## Exercise goal:
Each entry that follows is to be retyped exactly. Pictures do not belong in the copy.

## begin

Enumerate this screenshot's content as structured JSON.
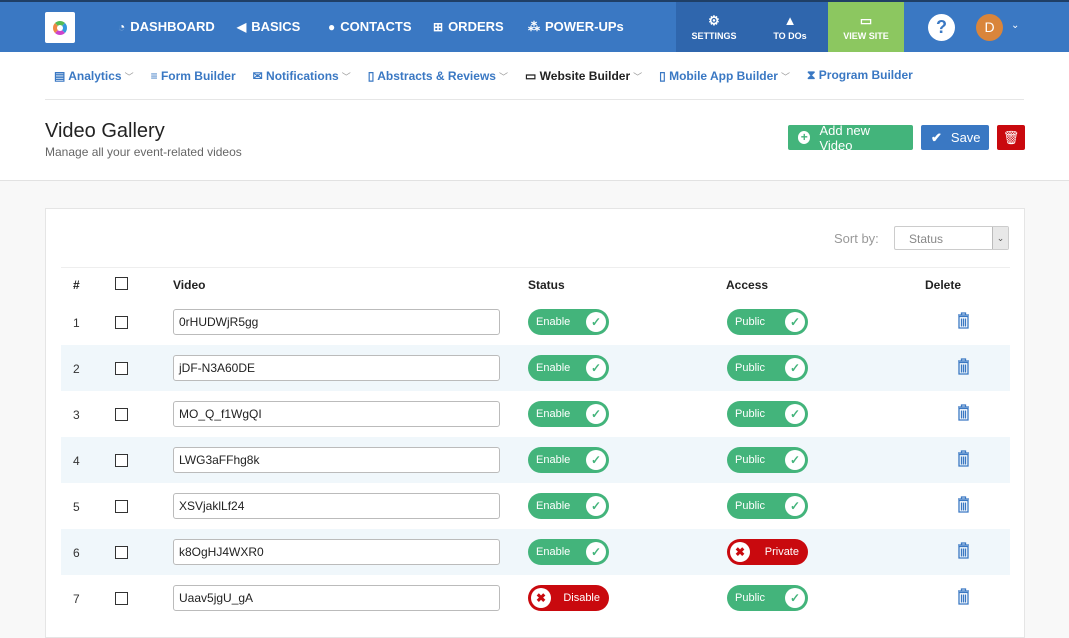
{
  "topnav": {
    "items": [
      {
        "label": "DASHBOARD",
        "icon": "dashboard-icon"
      },
      {
        "label": "BASICS",
        "icon": "megaphone-icon"
      },
      {
        "label": "CONTACTS",
        "icon": "user-icon"
      },
      {
        "label": "ORDERS",
        "icon": "cart-icon"
      },
      {
        "label": "POWER-UPs",
        "icon": "cubes-icon"
      }
    ],
    "settings": "SETTINGS",
    "todos": "TO DOs",
    "view_site": "VIEW SITE",
    "help": "?",
    "avatar": "D"
  },
  "subnav": [
    {
      "label": "Analytics",
      "dropdown": true
    },
    {
      "label": "Form Builder",
      "dropdown": false
    },
    {
      "label": "Notifications",
      "dropdown": true
    },
    {
      "label": "Abstracts & Reviews",
      "dropdown": true
    },
    {
      "label": "Website Builder",
      "dropdown": true,
      "active": true
    },
    {
      "label": "Mobile App Builder",
      "dropdown": true
    },
    {
      "label": "Program Builder",
      "dropdown": false
    }
  ],
  "page": {
    "title": "Video Gallery",
    "subtitle": "Manage all your event-related videos",
    "add_label": "Add new Video",
    "save_label": "Save"
  },
  "sort": {
    "label": "Sort by:",
    "value": "Status"
  },
  "table": {
    "headers": {
      "num": "#",
      "video": "Video",
      "status": "Status",
      "access": "Access",
      "delete": "Delete"
    },
    "rows": [
      {
        "n": "1",
        "video": "0rHUDWjR5gg",
        "status": "Enable",
        "access": "Public"
      },
      {
        "n": "2",
        "video": "jDF-N3A60DE",
        "status": "Enable",
        "access": "Public"
      },
      {
        "n": "3",
        "video": "MO_Q_f1WgQI",
        "status": "Enable",
        "access": "Public"
      },
      {
        "n": "4",
        "video": "LWG3aFFhg8k",
        "status": "Enable",
        "access": "Public"
      },
      {
        "n": "5",
        "video": "XSVjaklLf24",
        "status": "Enable",
        "access": "Public"
      },
      {
        "n": "6",
        "video": "k8OgHJ4WXR0",
        "status": "Enable",
        "access": "Private"
      },
      {
        "n": "7",
        "video": "Uaav5jgU_gA",
        "status": "Disable",
        "access": "Public"
      }
    ]
  },
  "colors": {
    "brand": "#3a78c3",
    "success": "#43b47b",
    "danger": "#c9090e",
    "view_site": "#8cc760"
  }
}
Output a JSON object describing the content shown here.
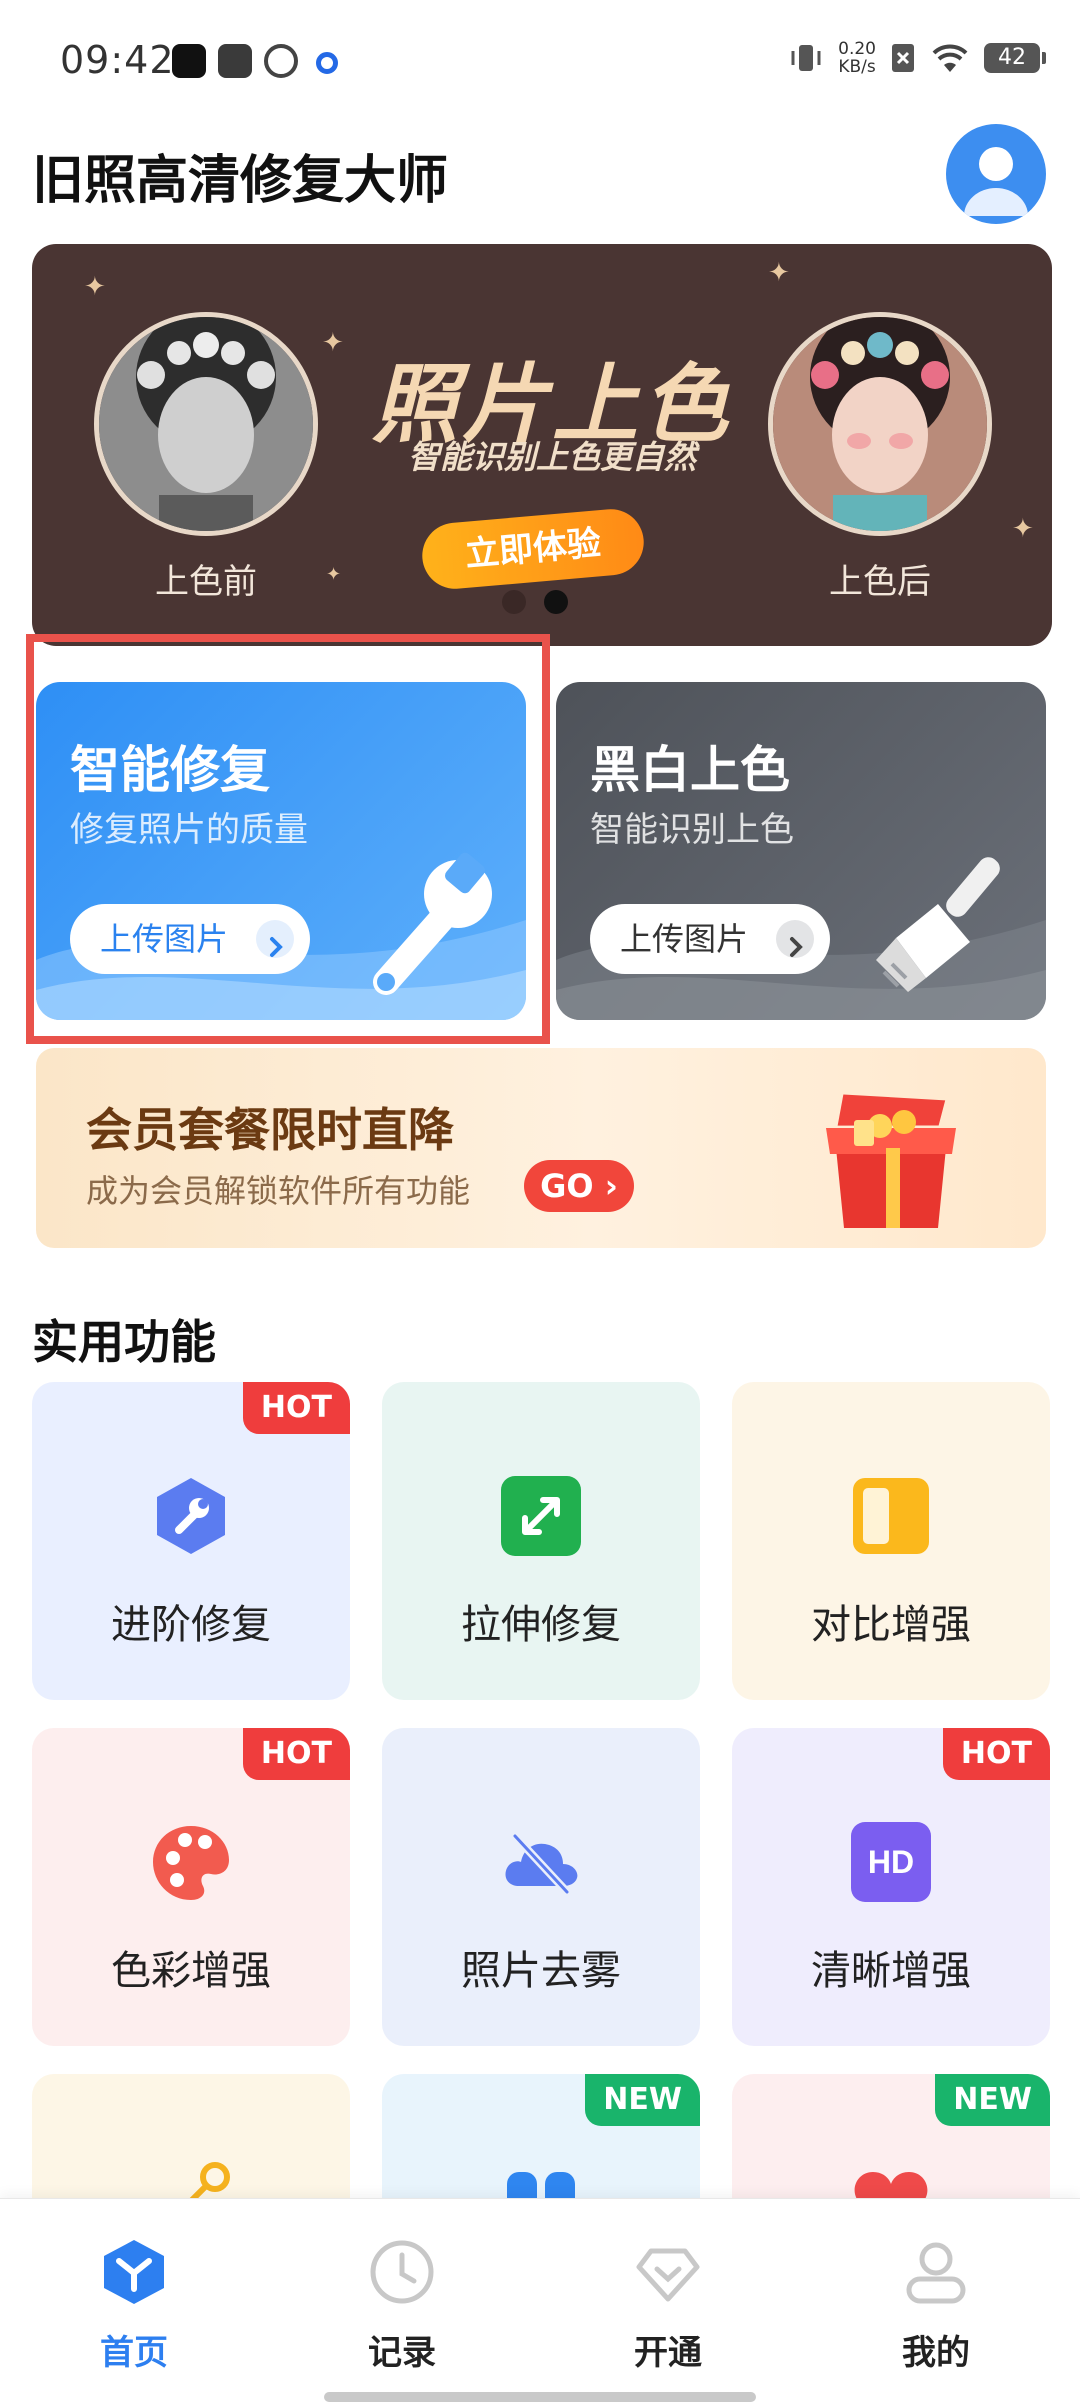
{
  "status_bar": {
    "time": "09:42",
    "net_speed_value": "0.20",
    "net_speed_unit": "KB/s",
    "battery": "42",
    "icons": [
      "tiktok-icon",
      "mail-icon",
      "sync-icon",
      "browser-icon",
      "vibrate-icon",
      "sim-off-icon",
      "wifi-icon",
      "battery-icon"
    ]
  },
  "header": {
    "title": "旧照高清修复大师",
    "avatar_icon": "user-avatar-icon"
  },
  "banner": {
    "headline": "照片上色",
    "subtitle": "智能识别上色更自然",
    "cta": "立即体验",
    "before_label": "上色前",
    "after_label": "上色后",
    "slides": 2,
    "active_slide": 2
  },
  "feature_cards": [
    {
      "title": "智能修复",
      "subtitle": "修复照片的质量",
      "button": "上传图片",
      "icon": "wrench-icon"
    },
    {
      "title": "黑白上色",
      "subtitle": "智能识别上色",
      "button": "上传图片",
      "icon": "paint-brush-icon"
    }
  ],
  "vip": {
    "title": "会员套餐限时直降",
    "subtitle": "成为会员解锁软件所有功能",
    "go": "GO"
  },
  "section": {
    "title": "实用功能",
    "tiles": [
      {
        "label": "进阶修复",
        "tag": "HOT",
        "icon": "hex-wrench-icon"
      },
      {
        "label": "拉伸修复",
        "tag": "",
        "icon": "expand-icon"
      },
      {
        "label": "对比增强",
        "tag": "",
        "icon": "contrast-icon"
      },
      {
        "label": "色彩增强",
        "tag": "HOT",
        "icon": "palette-icon"
      },
      {
        "label": "照片去雾",
        "tag": "",
        "icon": "cloud-off-icon"
      },
      {
        "label": "清晰增强",
        "tag": "HOT",
        "icon": "hd-icon"
      },
      {
        "label": "",
        "tag": "",
        "icon": "key-icon"
      },
      {
        "label": "",
        "tag": "NEW",
        "icon": "quote-icon"
      },
      {
        "label": "",
        "tag": "NEW",
        "icon": "heart-icon"
      }
    ]
  },
  "nav": {
    "items": [
      {
        "label": "首页",
        "icon": "home-icon",
        "active": true
      },
      {
        "label": "记录",
        "icon": "clock-icon",
        "active": false
      },
      {
        "label": "开通",
        "icon": "diamond-icon",
        "active": false
      },
      {
        "label": "我的",
        "icon": "profile-icon",
        "active": false
      }
    ]
  },
  "colors": {
    "accent": "#2d7ff0",
    "banner_bg": "#4a3533",
    "hot_tag": "#ef3d3d",
    "new_tag": "#19b46b",
    "highlight": "#e9524b"
  }
}
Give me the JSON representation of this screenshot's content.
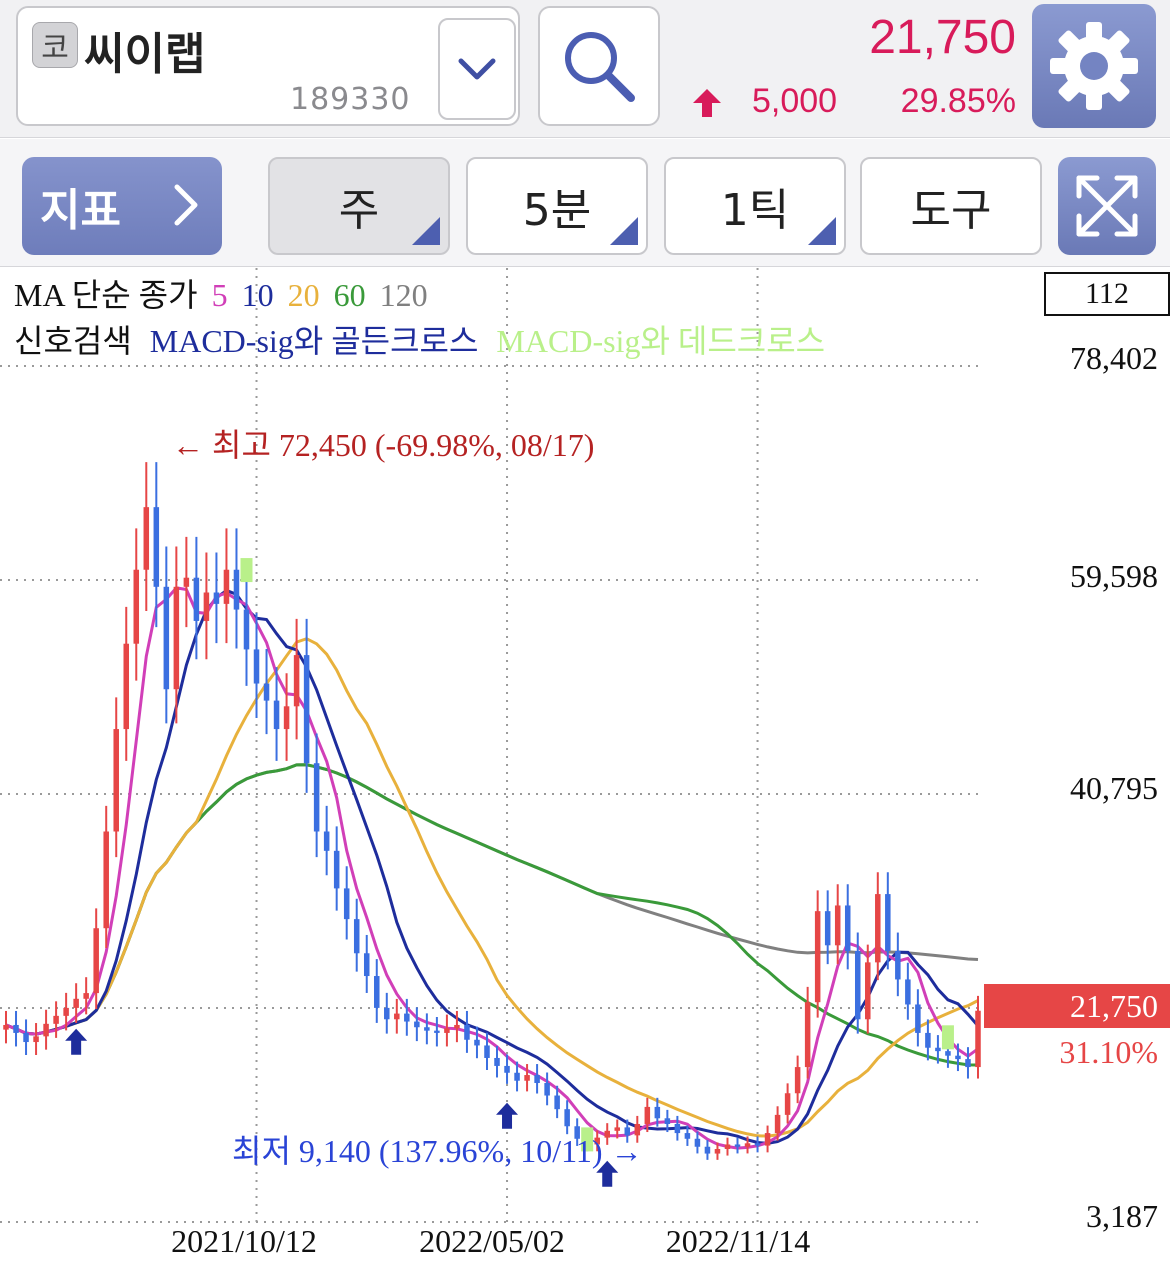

## end

## Response for this exercise:
Enumerate this screenshot's content as structured JSON.
{
  "topnav": {
    "items": [
      {
        "label": "DASHBOARD",
        "icon": "dashboard-icon"
      },
      {
        "label": "BASICS",
        "icon": "megaphone-icon"
      },
      {
        "label": "CONTACTS",
        "icon": "user-icon"
      },
      {
        "label": "ORDERS",
        "icon": "cart-icon"
      },
      {
        "label": "POWER-UPs",
        "icon": "cubes-icon"
      }
    ],
    "settings": "SETTINGS",
    "todos": "TO DOs",
    "view_site": "VIEW SITE",
    "help": "?",
    "avatar": "D"
  },
  "subnav": [
    {
      "label": "Analytics",
      "dropdown": true
    },
    {
      "label": "Form Builder",
      "dropdown": false
    },
    {
      "label": "Notifications",
      "dropdown": true
    },
    {
      "label": "Abstracts & Reviews",
      "dropdown": true
    },
    {
      "label": "Website Builder",
      "dropdown": true,
      "active": true
    },
    {
      "label": "Mobile App Builder",
      "dropdown": true
    },
    {
      "label": "Program Builder",
      "dropdown": false
    }
  ],
  "page": {
    "title": "Video Gallery",
    "subtitle": "Manage all your event-related videos",
    "add_label": "Add new Video",
    "save_label": "Save"
  },
  "sort": {
    "label": "Sort by:",
    "value": "Status"
  },
  "table": {
    "headers": {
      "num": "#",
      "video": "Video",
      "status": "Status",
      "access": "Access",
      "delete": "Delete"
    },
    "rows": [
      {
        "n": "1",
        "video": "0rHUDWjR5gg",
        "status": "Enable",
        "access": "Public"
      },
      {
        "n": "2",
        "video": "jDF-N3A60DE",
        "status": "Enable",
        "access": "Public"
      },
      {
        "n": "3",
        "video": "MO_Q_f1WgQI",
        "status": "Enable",
        "access": "Public"
      },
      {
        "n": "4",
        "video": "LWG3aFFhg8k",
        "status": "Enable",
        "access": "Public"
      },
      {
        "n": "5",
        "video": "XSVjaklLf24",
        "status": "Enable",
        "access": "Public"
      },
      {
        "n": "6",
        "video": "k8OgHJ4WXR0",
        "status": "Enable",
        "access": "Private"
      },
      {
        "n": "7",
        "video": "Uaav5jgU_gA",
        "status": "Disable",
        "access": "Public"
      }
    ]
  },
  "colors": {
    "brand": "#3a78c3",
    "success": "#43b47b",
    "danger": "#c9090e",
    "view_site": "#8cc760"
  }
}
Output a JSON object describing the content shown here.
{
  "status_bar": {
    "time": "09:42",
    "net_speed_value": "0.20",
    "net_speed_unit": "KB/s",
    "battery": "42",
    "icons": [
      "tiktok-icon",
      "mail-icon",
      "sync-icon",
      "browser-icon",
      "vibrate-icon",
      "sim-off-icon",
      "wifi-icon",
      "battery-icon"
    ]
  },
  "header": {
    "title": "旧照高清修复大师",
    "avatar_icon": "user-avatar-icon"
  },
  "banner": {
    "headline": "照片上色",
    "subtitle": "智能识别上色更自然",
    "cta": "立即体验",
    "before_label": "上色前",
    "after_label": "上色后",
    "slides": 2,
    "active_slide": 2
  },
  "feature_cards": [
    {
      "title": "智能修复",
      "subtitle": "修复照片的质量",
      "button": "上传图片",
      "icon": "wrench-icon"
    },
    {
      "title": "黑白上色",
      "subtitle": "智能识别上色",
      "button": "上传图片",
      "icon": "paint-brush-icon"
    }
  ],
  "vip": {
    "title": "会员套餐限时直降",
    "subtitle": "成为会员解锁软件所有功能",
    "go": "GO"
  },
  "section": {
    "title": "实用功能",
    "tiles": [
      {
        "label": "进阶修复",
        "tag": "HOT",
        "icon": "hex-wrench-icon"
      },
      {
        "label": "拉伸修复",
        "tag": "",
        "icon": "expand-icon"
      },
      {
        "label": "对比增强",
        "tag": "",
        "icon": "contrast-icon"
      },
      {
        "label": "色彩增强",
        "tag": "HOT",
        "icon": "palette-icon"
      },
      {
        "label": "照片去雾",
        "tag": "",
        "icon": "cloud-off-icon"
      },
      {
        "label": "清晰增强",
        "tag": "HOT",
        "icon": "hd-icon"
      },
      {
        "label": "",
        "tag": "",
        "icon": "key-icon"
      },
      {
        "label": "",
        "tag": "NEW",
        "icon": "quote-icon"
      },
      {
        "label": "",
        "tag": "NEW",
        "icon": "heart-icon"
      }
    ]
  },
  "nav": {
    "items": [
      {
        "label": "首页",
        "icon": "home-icon",
        "active": true
      },
      {
        "label": "记录",
        "icon": "clock-icon",
        "active": false
      },
      {
        "label": "开通",
        "icon": "diamond-icon",
        "active": false
      },
      {
        "label": "我的",
        "icon": "profile-icon",
        "active": false
      }
    ]
  },
  "colors": {
    "accent": "#2d7ff0",
    "banner_bg": "#4a3533",
    "hot_tag": "#ef3d3d",
    "new_tag": "#19b46b",
    "highlight": "#e9524b"
  }
}
Give me the JSON representation of this screenshot's content.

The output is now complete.